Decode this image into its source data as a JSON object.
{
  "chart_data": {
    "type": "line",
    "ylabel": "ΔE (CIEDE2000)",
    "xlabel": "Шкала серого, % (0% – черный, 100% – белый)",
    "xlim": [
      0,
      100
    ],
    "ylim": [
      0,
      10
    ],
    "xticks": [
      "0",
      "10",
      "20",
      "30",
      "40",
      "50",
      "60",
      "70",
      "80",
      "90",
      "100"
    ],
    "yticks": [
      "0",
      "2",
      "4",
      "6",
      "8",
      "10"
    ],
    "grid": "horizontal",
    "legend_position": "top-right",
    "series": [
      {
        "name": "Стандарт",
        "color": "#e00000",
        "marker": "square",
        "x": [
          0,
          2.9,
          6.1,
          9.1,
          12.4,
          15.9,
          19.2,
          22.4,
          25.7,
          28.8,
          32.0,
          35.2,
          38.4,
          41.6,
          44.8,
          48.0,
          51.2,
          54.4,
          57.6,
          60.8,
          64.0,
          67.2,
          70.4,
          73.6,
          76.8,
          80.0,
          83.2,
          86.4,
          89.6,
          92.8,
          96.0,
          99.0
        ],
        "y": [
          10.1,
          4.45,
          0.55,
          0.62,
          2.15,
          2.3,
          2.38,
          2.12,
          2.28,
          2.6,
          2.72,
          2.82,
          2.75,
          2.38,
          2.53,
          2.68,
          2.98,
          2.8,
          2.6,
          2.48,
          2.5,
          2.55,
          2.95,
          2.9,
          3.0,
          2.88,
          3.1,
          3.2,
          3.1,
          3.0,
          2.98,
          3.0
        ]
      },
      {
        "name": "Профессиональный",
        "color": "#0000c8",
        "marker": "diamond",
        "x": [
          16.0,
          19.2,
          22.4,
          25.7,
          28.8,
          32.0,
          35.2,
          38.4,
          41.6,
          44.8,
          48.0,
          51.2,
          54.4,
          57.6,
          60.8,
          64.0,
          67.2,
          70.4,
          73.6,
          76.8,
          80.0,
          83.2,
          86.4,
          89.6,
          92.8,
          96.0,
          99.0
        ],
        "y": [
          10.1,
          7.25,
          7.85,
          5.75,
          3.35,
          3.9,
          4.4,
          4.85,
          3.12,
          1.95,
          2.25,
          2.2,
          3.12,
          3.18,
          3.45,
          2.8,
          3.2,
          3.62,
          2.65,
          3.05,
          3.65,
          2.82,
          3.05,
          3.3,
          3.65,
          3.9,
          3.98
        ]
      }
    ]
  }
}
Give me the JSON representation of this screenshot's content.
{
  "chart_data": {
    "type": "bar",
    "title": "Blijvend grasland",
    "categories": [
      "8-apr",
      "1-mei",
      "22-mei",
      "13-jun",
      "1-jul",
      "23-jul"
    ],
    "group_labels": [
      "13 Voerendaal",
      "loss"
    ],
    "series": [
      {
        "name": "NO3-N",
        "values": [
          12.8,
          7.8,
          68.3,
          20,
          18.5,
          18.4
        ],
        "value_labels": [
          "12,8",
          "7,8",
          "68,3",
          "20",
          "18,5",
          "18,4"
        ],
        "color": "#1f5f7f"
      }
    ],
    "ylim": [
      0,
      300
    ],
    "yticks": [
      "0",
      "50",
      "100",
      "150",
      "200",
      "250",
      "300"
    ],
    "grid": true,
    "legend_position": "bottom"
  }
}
# # # #
_What needs to be done_:
Set out the complete listing exactly as shown.

_Answer in full_:
Decode this image into its source data as a JSON object.
{
  "chart_data": {
    "type": "line",
    "ylabel": "ΔE (CIEDE2000)",
    "xlabel": "Шкала серого, % (0% – черный, 100% – белый)",
    "xlim": [
      0,
      100
    ],
    "ylim": [
      0,
      10
    ],
    "xticks": [
      "0",
      "10",
      "20",
      "30",
      "40",
      "50",
      "60",
      "70",
      "80",
      "90",
      "100"
    ],
    "yticks": [
      "0",
      "2",
      "4",
      "6",
      "8",
      "10"
    ],
    "grid": "horizontal",
    "legend_position": "top-right",
    "series": [
      {
        "name": "Стандарт",
        "color": "#e00000",
        "marker": "square",
        "x": [
          0,
          2.9,
          6.1,
          9.1,
          12.4,
          15.9,
          19.2,
          22.4,
          25.7,
          28.8,
          32.0,
          35.2,
          38.4,
          41.6,
          44.8,
          48.0,
          51.2,
          54.4,
          57.6,
          60.8,
          64.0,
          67.2,
          70.4,
          73.6,
          76.8,
          80.0,
          83.2,
          86.4,
          89.6,
          92.8,
          96.0,
          99.0
        ],
        "y": [
          10.1,
          4.45,
          0.55,
          0.62,
          2.15,
          2.3,
          2.38,
          2.12,
          2.28,
          2.6,
          2.72,
          2.82,
          2.75,
          2.38,
          2.53,
          2.68,
          2.98,
          2.8,
          2.6,
          2.48,
          2.5,
          2.55,
          2.95,
          2.9,
          3.0,
          2.88,
          3.1,
          3.2,
          3.1,
          3.0,
          2.98,
          3.0
        ]
      },
      {
        "name": "Профессиональный",
        "color": "#0000c8",
        "marker": "diamond",
        "x": [
          16.0,
          19.2,
          22.4,
          25.7,
          28.8,
          32.0,
          35.2,
          38.4,
          41.6,
          44.8,
          48.0,
          51.2,
          54.4,
          57.6,
          60.8,
          64.0,
          67.2,
          70.4,
          73.6,
          76.8,
          80.0,
          83.2,
          86.4,
          89.6,
          92.8,
          96.0,
          99.0
        ],
        "y": [
          10.1,
          7.25,
          7.85,
          5.75,
          3.35,
          3.9,
          4.4,
          4.85,
          3.12,
          1.95,
          2.25,
          2.2,
          3.12,
          3.18,
          3.45,
          2.8,
          3.2,
          3.62,
          2.65,
          3.05,
          3.65,
          2.82,
          3.05,
          3.3,
          3.65,
          3.9,
          3.98
        ]
      }
    ]
  }
}
Give me the JSON representation of this screenshot's content.
{
  "chart_data": {
    "type": "bar",
    "title": "Blijvend grasland",
    "categories": [
      "8-apr",
      "1-mei",
      "22-mei",
      "13-jun",
      "1-jul",
      "23-jul"
    ],
    "group_labels": [
      "13 Voerendaal",
      "loss"
    ],
    "series": [
      {
        "name": "NO3-N",
        "values": [
          12.8,
          7.8,
          68.3,
          20,
          18.5,
          18.4
        ],
        "value_labels": [
          "12,8",
          "7,8",
          "68,3",
          "20",
          "18,5",
          "18,4"
        ],
        "color": "#1f5f7f"
      }
    ],
    "ylim": [
      0,
      300
    ],
    "yticks": [
      "0",
      "50",
      "100",
      "150",
      "200",
      "250",
      "300"
    ],
    "grid": true,
    "legend_position": "bottom"
  }
}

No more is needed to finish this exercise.